**INPUT:**
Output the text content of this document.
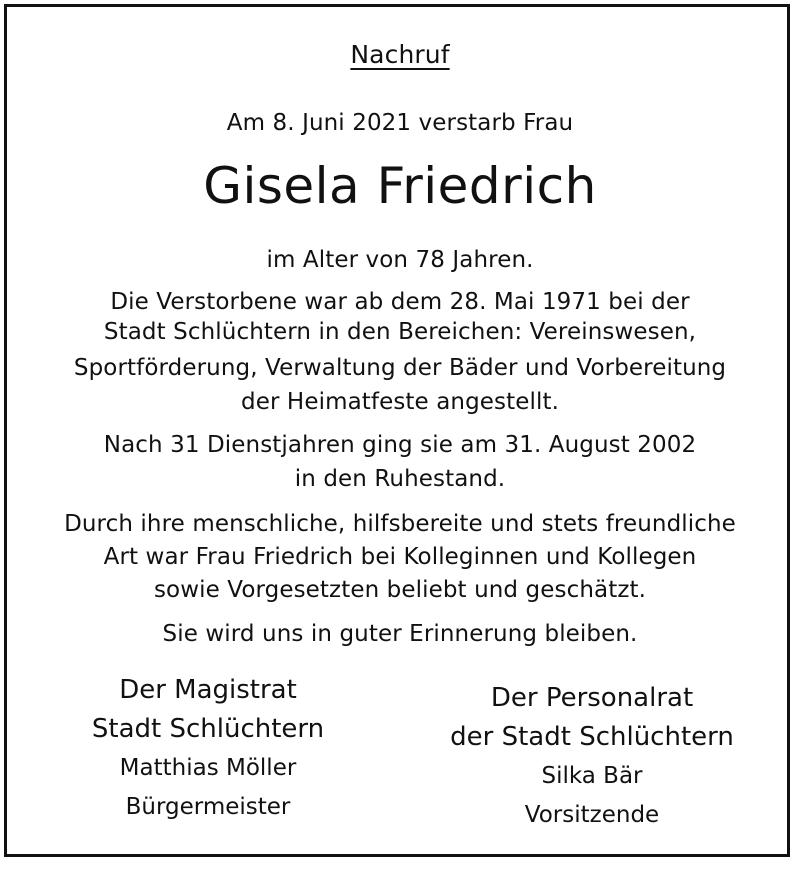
Nachruf
Am 8. Juni 2021 verstarb Frau
Gisela Friedrich
im Alter von 78 Jahren.
Die Verstorbene war ab dem 28. Mai 1971 bei der
Stadt Schlüchtern in den Bereichen: Vereinswesen,
Sportförderung, Verwaltung der Bäder und Vorbereitung
der Heimatfeste angestellt.
Nach 31 Dienstjahren ging sie am 31. August 2002
in den Ruhestand.
Durch ihre menschliche, hilfsbereite und stets freundliche
Art war Frau Friedrich bei Kolleginnen und Kollegen
sowie Vorgesetzten beliebt und geschätzt.
Sie wird uns in guter Erinnerung bleiben.
Der Magistrat
Stadt Schlüchtern
Matthias Möller
Bürgermeister
Der Personalrat
der Stadt Schlüchtern
Silka Bär
Vorsitzende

**WHAT TO DO:** Repeat every record above exactly, but leave out any pictures.

**WORKED ANSWER:**
Output the text content of this document.
Nachruf
Am 8. Juni 2021 verstarb Frau
Gisela Friedrich
im Alter von 78 Jahren.
Die Verstorbene war ab dem 28. Mai 1971 bei der
Stadt Schlüchtern in den Bereichen: Vereinswesen,
Sportförderung, Verwaltung der Bäder und Vorbereitung
der Heimatfeste angestellt.
Nach 31 Dienstjahren ging sie am 31. August 2002
in den Ruhestand.
Durch ihre menschliche, hilfsbereite und stets freundliche
Art war Frau Friedrich bei Kolleginnen und Kollegen
sowie Vorgesetzten beliebt und geschätzt.
Sie wird uns in guter Erinnerung bleiben.
Der Magistrat
Stadt Schlüchtern
Matthias Möller
Bürgermeister
Der Personalrat
der Stadt Schlüchtern
Silka Bär
Vorsitzende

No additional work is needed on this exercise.